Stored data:
● ● ● ● ●
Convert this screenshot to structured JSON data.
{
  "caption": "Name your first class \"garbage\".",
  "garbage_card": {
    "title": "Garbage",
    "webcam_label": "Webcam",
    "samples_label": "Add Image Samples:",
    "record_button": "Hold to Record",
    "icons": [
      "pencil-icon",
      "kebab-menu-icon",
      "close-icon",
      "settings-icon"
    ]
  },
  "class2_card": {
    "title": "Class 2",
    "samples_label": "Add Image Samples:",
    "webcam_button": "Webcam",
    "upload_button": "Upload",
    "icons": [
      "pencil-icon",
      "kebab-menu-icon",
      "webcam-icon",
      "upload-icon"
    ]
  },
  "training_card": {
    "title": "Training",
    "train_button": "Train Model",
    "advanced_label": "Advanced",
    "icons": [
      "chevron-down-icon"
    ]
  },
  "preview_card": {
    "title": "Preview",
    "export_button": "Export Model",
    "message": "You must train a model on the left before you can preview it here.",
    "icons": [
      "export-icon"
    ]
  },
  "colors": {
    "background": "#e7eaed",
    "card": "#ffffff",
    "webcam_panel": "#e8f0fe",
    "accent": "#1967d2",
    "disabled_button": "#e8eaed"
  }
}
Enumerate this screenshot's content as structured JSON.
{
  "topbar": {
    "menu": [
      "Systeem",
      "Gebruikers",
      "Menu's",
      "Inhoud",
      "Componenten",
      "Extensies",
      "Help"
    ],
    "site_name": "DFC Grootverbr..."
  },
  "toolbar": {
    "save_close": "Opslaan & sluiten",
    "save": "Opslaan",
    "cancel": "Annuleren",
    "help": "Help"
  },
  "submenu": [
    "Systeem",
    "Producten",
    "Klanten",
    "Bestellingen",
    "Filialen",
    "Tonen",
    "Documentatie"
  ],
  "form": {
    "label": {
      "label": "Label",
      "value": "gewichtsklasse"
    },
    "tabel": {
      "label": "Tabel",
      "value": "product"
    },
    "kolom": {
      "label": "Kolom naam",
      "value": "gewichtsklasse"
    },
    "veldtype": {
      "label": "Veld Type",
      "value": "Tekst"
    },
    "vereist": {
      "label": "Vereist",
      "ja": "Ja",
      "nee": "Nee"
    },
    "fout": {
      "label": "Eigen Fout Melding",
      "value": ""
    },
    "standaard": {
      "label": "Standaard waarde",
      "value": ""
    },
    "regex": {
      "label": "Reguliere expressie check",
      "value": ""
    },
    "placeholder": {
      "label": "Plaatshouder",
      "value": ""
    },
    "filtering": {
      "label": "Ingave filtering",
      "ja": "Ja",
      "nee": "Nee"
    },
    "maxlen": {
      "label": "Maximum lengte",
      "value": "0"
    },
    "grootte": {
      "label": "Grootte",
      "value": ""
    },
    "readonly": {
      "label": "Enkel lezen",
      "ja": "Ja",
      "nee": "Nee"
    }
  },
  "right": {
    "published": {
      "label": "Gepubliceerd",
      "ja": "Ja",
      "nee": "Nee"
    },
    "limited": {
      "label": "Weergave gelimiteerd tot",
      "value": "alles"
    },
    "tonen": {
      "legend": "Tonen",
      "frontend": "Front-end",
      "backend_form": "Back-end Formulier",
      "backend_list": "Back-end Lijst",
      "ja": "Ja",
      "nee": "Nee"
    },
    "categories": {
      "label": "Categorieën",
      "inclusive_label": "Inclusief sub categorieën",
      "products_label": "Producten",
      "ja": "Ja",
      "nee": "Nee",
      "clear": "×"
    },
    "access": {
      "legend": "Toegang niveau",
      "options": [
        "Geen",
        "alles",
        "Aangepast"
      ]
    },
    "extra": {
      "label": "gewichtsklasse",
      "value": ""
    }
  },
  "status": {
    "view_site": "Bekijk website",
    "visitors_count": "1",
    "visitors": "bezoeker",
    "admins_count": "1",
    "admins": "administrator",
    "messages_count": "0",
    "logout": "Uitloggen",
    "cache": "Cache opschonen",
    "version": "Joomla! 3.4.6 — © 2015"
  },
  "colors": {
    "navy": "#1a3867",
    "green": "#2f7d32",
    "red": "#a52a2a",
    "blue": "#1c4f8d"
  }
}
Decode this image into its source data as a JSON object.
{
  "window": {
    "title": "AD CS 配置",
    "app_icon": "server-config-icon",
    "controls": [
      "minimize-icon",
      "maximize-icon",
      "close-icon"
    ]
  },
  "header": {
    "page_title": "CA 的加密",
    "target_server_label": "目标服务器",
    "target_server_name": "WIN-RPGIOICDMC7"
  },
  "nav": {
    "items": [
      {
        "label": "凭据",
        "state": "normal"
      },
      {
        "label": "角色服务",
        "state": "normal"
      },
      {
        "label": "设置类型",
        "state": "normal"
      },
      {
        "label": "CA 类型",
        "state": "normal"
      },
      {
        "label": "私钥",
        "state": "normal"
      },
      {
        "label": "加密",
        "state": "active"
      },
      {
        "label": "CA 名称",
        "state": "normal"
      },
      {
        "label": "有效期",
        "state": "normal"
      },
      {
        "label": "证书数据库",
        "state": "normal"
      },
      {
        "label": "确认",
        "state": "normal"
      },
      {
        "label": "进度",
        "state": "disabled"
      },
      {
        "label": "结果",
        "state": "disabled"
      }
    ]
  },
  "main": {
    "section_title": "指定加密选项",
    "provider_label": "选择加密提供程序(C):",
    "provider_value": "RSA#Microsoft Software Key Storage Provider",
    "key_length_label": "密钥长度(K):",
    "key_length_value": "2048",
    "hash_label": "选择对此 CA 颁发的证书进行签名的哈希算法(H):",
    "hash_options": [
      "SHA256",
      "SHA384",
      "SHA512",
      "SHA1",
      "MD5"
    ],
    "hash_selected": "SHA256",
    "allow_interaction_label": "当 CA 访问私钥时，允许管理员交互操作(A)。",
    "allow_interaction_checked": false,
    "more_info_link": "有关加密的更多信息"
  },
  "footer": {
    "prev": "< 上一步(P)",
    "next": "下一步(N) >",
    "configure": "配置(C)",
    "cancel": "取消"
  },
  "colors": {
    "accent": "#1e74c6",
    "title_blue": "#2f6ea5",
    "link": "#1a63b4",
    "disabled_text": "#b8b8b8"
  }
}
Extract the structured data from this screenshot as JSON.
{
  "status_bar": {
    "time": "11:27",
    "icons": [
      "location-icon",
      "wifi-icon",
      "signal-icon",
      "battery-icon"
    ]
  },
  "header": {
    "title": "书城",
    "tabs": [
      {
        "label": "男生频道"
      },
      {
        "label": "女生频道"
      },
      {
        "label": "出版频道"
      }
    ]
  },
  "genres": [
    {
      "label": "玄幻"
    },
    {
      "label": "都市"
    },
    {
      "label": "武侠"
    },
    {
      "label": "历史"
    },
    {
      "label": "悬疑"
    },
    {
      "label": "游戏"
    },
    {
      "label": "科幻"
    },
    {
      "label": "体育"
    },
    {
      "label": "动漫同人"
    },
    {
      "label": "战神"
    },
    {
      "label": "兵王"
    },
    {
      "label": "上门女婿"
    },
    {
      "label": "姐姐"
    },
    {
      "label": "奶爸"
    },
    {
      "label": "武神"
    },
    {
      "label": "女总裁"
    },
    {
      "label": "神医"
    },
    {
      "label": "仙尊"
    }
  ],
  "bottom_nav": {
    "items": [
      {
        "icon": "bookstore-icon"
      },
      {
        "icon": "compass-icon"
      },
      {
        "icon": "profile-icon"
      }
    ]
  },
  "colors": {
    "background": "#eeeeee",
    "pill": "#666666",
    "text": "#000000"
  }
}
● ● ● ● ●
**EXERCISE GOAL:**
Write out the listing once more, matching it exactly.

**WRITTEN REPLY:**
Convert this screenshot to structured JSON data.
{
  "caption": "Name your first class \"garbage\".",
  "garbage_card": {
    "title": "Garbage",
    "webcam_label": "Webcam",
    "samples_label": "Add Image Samples:",
    "record_button": "Hold to Record",
    "icons": [
      "pencil-icon",
      "kebab-menu-icon",
      "close-icon",
      "settings-icon"
    ]
  },
  "class2_card": {
    "title": "Class 2",
    "samples_label": "Add Image Samples:",
    "webcam_button": "Webcam",
    "upload_button": "Upload",
    "icons": [
      "pencil-icon",
      "kebab-menu-icon",
      "webcam-icon",
      "upload-icon"
    ]
  },
  "training_card": {
    "title": "Training",
    "train_button": "Train Model",
    "advanced_label": "Advanced",
    "icons": [
      "chevron-down-icon"
    ]
  },
  "preview_card": {
    "title": "Preview",
    "export_button": "Export Model",
    "message": "You must train a model on the left before you can preview it here.",
    "icons": [
      "export-icon"
    ]
  },
  "colors": {
    "background": "#e7eaed",
    "card": "#ffffff",
    "webcam_panel": "#e8f0fe",
    "accent": "#1967d2",
    "disabled_button": "#e8eaed"
  }
}
Enumerate this screenshot's content as structured JSON.
{
  "topbar": {
    "menu": [
      "Systeem",
      "Gebruikers",
      "Menu's",
      "Inhoud",
      "Componenten",
      "Extensies",
      "Help"
    ],
    "site_name": "DFC Grootverbr..."
  },
  "toolbar": {
    "save_close": "Opslaan & sluiten",
    "save": "Opslaan",
    "cancel": "Annuleren",
    "help": "Help"
  },
  "submenu": [
    "Systeem",
    "Producten",
    "Klanten",
    "Bestellingen",
    "Filialen",
    "Tonen",
    "Documentatie"
  ],
  "form": {
    "label": {
      "label": "Label",
      "value": "gewichtsklasse"
    },
    "tabel": {
      "label": "Tabel",
      "value": "product"
    },
    "kolom": {
      "label": "Kolom naam",
      "value": "gewichtsklasse"
    },
    "veldtype": {
      "label": "Veld Type",
      "value": "Tekst"
    },
    "vereist": {
      "label": "Vereist",
      "ja": "Ja",
      "nee": "Nee"
    },
    "fout": {
      "label": "Eigen Fout Melding",
      "value": ""
    },
    "standaard": {
      "label": "Standaard waarde",
      "value": ""
    },
    "regex": {
      "label": "Reguliere expressie check",
      "value": ""
    },
    "placeholder": {
      "label": "Plaatshouder",
      "value": ""
    },
    "filtering": {
      "label": "Ingave filtering",
      "ja": "Ja",
      "nee": "Nee"
    },
    "maxlen": {
      "label": "Maximum lengte",
      "value": "0"
    },
    "grootte": {
      "label": "Grootte",
      "value": ""
    },
    "readonly": {
      "label": "Enkel lezen",
      "ja": "Ja",
      "nee": "Nee"
    }
  },
  "right": {
    "published": {
      "label": "Gepubliceerd",
      "ja": "Ja",
      "nee": "Nee"
    },
    "limited": {
      "label": "Weergave gelimiteerd tot",
      "value": "alles"
    },
    "tonen": {
      "legend": "Tonen",
      "frontend": "Front-end",
      "backend_form": "Back-end Formulier",
      "backend_list": "Back-end Lijst",
      "ja": "Ja",
      "nee": "Nee"
    },
    "categories": {
      "label": "Categorieën",
      "inclusive_label": "Inclusief sub categorieën",
      "products_label": "Producten",
      "ja": "Ja",
      "nee": "Nee",
      "clear": "×"
    },
    "access": {
      "legend": "Toegang niveau",
      "options": [
        "Geen",
        "alles",
        "Aangepast"
      ]
    },
    "extra": {
      "label": "gewichtsklasse",
      "value": ""
    }
  },
  "status": {
    "view_site": "Bekijk website",
    "visitors_count": "1",
    "visitors": "bezoeker",
    "admins_count": "1",
    "admins": "administrator",
    "messages_count": "0",
    "logout": "Uitloggen",
    "cache": "Cache opschonen",
    "version": "Joomla! 3.4.6 — © 2015"
  },
  "colors": {
    "navy": "#1a3867",
    "green": "#2f7d32",
    "red": "#a52a2a",
    "blue": "#1c4f8d"
  }
}
Decode this image into its source data as a JSON object.
{
  "window": {
    "title": "AD CS 配置",
    "app_icon": "server-config-icon",
    "controls": [
      "minimize-icon",
      "maximize-icon",
      "close-icon"
    ]
  },
  "header": {
    "page_title": "CA 的加密",
    "target_server_label": "目标服务器",
    "target_server_name": "WIN-RPGIOICDMC7"
  },
  "nav": {
    "items": [
      {
        "label": "凭据",
        "state": "normal"
      },
      {
        "label": "角色服务",
        "state": "normal"
      },
      {
        "label": "设置类型",
        "state": "normal"
      },
      {
        "label": "CA 类型",
        "state": "normal"
      },
      {
        "label": "私钥",
        "state": "normal"
      },
      {
        "label": "加密",
        "state": "active"
      },
      {
        "label": "CA 名称",
        "state": "normal"
      },
      {
        "label": "有效期",
        "state": "normal"
      },
      {
        "label": "证书数据库",
        "state": "normal"
      },
      {
        "label": "确认",
        "state": "normal"
      },
      {
        "label": "进度",
        "state": "disabled"
      },
      {
        "label": "结果",
        "state": "disabled"
      }
    ]
  },
  "main": {
    "section_title": "指定加密选项",
    "provider_label": "选择加密提供程序(C):",
    "provider_value": "RSA#Microsoft Software Key Storage Provider",
    "key_length_label": "密钥长度(K):",
    "key_length_value": "2048",
    "hash_label": "选择对此 CA 颁发的证书进行签名的哈希算法(H):",
    "hash_options": [
      "SHA256",
      "SHA384",
      "SHA512",
      "SHA1",
      "MD5"
    ],
    "hash_selected": "SHA256",
    "allow_interaction_label": "当 CA 访问私钥时，允许管理员交互操作(A)。",
    "allow_interaction_checked": false,
    "more_info_link": "有关加密的更多信息"
  },
  "footer": {
    "prev": "< 上一步(P)",
    "next": "下一步(N) >",
    "configure": "配置(C)",
    "cancel": "取消"
  },
  "colors": {
    "accent": "#1e74c6",
    "title_blue": "#2f6ea5",
    "link": "#1a63b4",
    "disabled_text": "#b8b8b8"
  }
}
Extract the structured data from this screenshot as JSON.
{
  "status_bar": {
    "time": "11:27",
    "icons": [
      "location-icon",
      "wifi-icon",
      "signal-icon",
      "battery-icon"
    ]
  },
  "header": {
    "title": "书城",
    "tabs": [
      {
        "label": "男生频道"
      },
      {
        "label": "女生频道"
      },
      {
        "label": "出版频道"
      }
    ]
  },
  "genres": [
    {
      "label": "玄幻"
    },
    {
      "label": "都市"
    },
    {
      "label": "武侠"
    },
    {
      "label": "历史"
    },
    {
      "label": "悬疑"
    },
    {
      "label": "游戏"
    },
    {
      "label": "科幻"
    },
    {
      "label": "体育"
    },
    {
      "label": "动漫同人"
    },
    {
      "label": "战神"
    },
    {
      "label": "兵王"
    },
    {
      "label": "上门女婿"
    },
    {
      "label": "姐姐"
    },
    {
      "label": "奶爸"
    },
    {
      "label": "武神"
    },
    {
      "label": "女总裁"
    },
    {
      "label": "神医"
    },
    {
      "label": "仙尊"
    }
  ],
  "bottom_nav": {
    "items": [
      {
        "icon": "bookstore-icon"
      },
      {
        "icon": "compass-icon"
      },
      {
        "icon": "profile-icon"
      }
    ]
  },
  "colors": {
    "background": "#eeeeee",
    "pill": "#666666",
    "text": "#000000"
  }
}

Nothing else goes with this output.